[BEGIN DATA RECORDS]

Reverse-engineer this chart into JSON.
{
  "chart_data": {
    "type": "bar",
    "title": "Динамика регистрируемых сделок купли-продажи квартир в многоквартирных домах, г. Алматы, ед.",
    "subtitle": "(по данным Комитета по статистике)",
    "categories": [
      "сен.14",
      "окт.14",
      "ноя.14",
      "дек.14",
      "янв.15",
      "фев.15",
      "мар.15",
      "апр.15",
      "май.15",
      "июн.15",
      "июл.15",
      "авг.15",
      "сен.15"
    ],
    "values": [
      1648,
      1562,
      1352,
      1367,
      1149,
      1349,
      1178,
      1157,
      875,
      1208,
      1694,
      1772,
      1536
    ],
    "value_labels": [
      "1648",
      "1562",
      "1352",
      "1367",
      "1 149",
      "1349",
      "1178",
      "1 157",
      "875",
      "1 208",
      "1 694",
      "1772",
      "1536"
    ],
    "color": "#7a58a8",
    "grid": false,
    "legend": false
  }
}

[END DATA RECORDS]

• _DESCRIPTION OF THE TASK_
Transcribe the material above in its entirety. Match it exactly.

• _TASK ANSWER_
Reverse-engineer this chart into JSON.
{
  "chart_data": {
    "type": "bar",
    "title": "Динамика регистрируемых сделок купли-продажи квартир в многоквартирных домах, г. Алматы, ед.",
    "subtitle": "(по данным Комитета по статистике)",
    "categories": [
      "сен.14",
      "окт.14",
      "ноя.14",
      "дек.14",
      "янв.15",
      "фев.15",
      "мар.15",
      "апр.15",
      "май.15",
      "июн.15",
      "июл.15",
      "авг.15",
      "сен.15"
    ],
    "values": [
      1648,
      1562,
      1352,
      1367,
      1149,
      1349,
      1178,
      1157,
      875,
      1208,
      1694,
      1772,
      1536
    ],
    "value_labels": [
      "1648",
      "1562",
      "1352",
      "1367",
      "1 149",
      "1349",
      "1178",
      "1 157",
      "875",
      "1 208",
      "1 694",
      "1772",
      "1536"
    ],
    "color": "#7a58a8",
    "grid": false,
    "legend": false
  }
}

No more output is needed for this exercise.